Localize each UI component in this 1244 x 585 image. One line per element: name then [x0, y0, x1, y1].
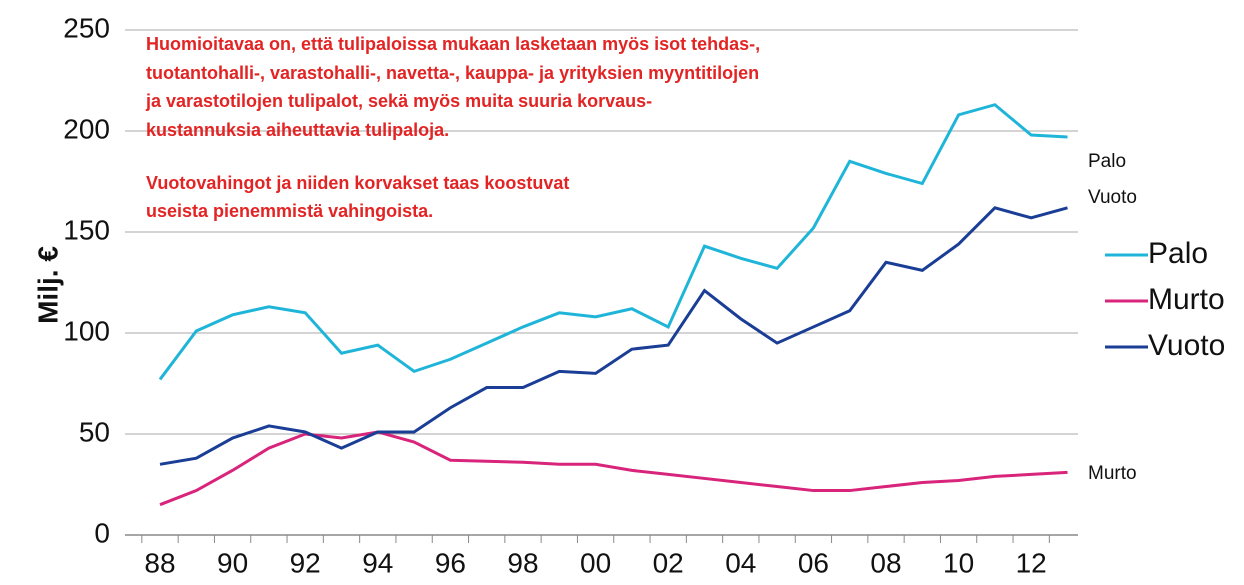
y-tick-label: 100 [63, 315, 110, 346]
series-line [159, 206, 1068, 466]
end-label: Vuoto [1088, 187, 1137, 208]
x-tick-label: 90 [217, 547, 248, 578]
x-tick-label: 94 [362, 547, 393, 578]
end-label: Murto [1088, 463, 1137, 484]
y-tick-label: 50 [79, 416, 110, 447]
annotation: tuotantohalli-, varastohalli-, navetta-,… [146, 63, 759, 83]
annotation: Huomioitavaa on, että tulipaloissa mukaa… [146, 34, 760, 54]
legend-label: Murto [1148, 283, 1225, 316]
x-tick-label: 10 [943, 547, 974, 578]
x-tick-label: 08 [870, 547, 901, 578]
y-tick-label: 200 [63, 113, 110, 144]
x-tick-label: 92 [290, 547, 321, 578]
x-tick-label: 06 [798, 547, 829, 578]
x-tick-label: 00 [580, 547, 611, 578]
annotation: Vuotovahingot ja niiden korvakset taas k… [146, 173, 569, 193]
x-tick-label: 88 [144, 547, 175, 578]
x-tick-label: 98 [507, 547, 538, 578]
annotation: useista pienemmistä vahingoista. [146, 201, 433, 221]
series-line [158, 103, 1068, 381]
series-line [159, 430, 1068, 507]
legend-label: Palo [1148, 237, 1208, 270]
y-tick-label: 0 [94, 517, 110, 548]
annotation: kustannuksia aiheuttavia tulipaloja. [146, 120, 449, 140]
y-axis-label: Milj. € [32, 246, 63, 324]
x-tick-label: 04 [725, 547, 756, 578]
annotation: ja varastotilojen tulipalot, sekä myös m… [145, 91, 652, 111]
y-tick-label: 150 [63, 214, 110, 245]
x-tick-label: 12 [1016, 547, 1047, 578]
x-tick-label: 02 [653, 547, 684, 578]
end-label: Palo [1088, 151, 1126, 172]
x-tick-label: 96 [435, 547, 466, 578]
y-tick-label: 250 [63, 12, 110, 43]
legend-label: Vuoto [1148, 329, 1225, 362]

Written problem:
Print every line from the one containing "y-tick-label: 100 [63, 315, 110, 346]" down to the one containing "y-tick-label: 50 [79, 416, 110, 447]", both included.

The completed task:
y-tick-label: 100 [63, 315, 110, 346]
series-line [159, 206, 1068, 466]
end-label: Vuoto [1088, 187, 1137, 208]
x-tick-label: 90 [217, 547, 248, 578]
x-tick-label: 94 [362, 547, 393, 578]
end-label: Murto [1088, 463, 1137, 484]
y-tick-label: 50 [79, 416, 110, 447]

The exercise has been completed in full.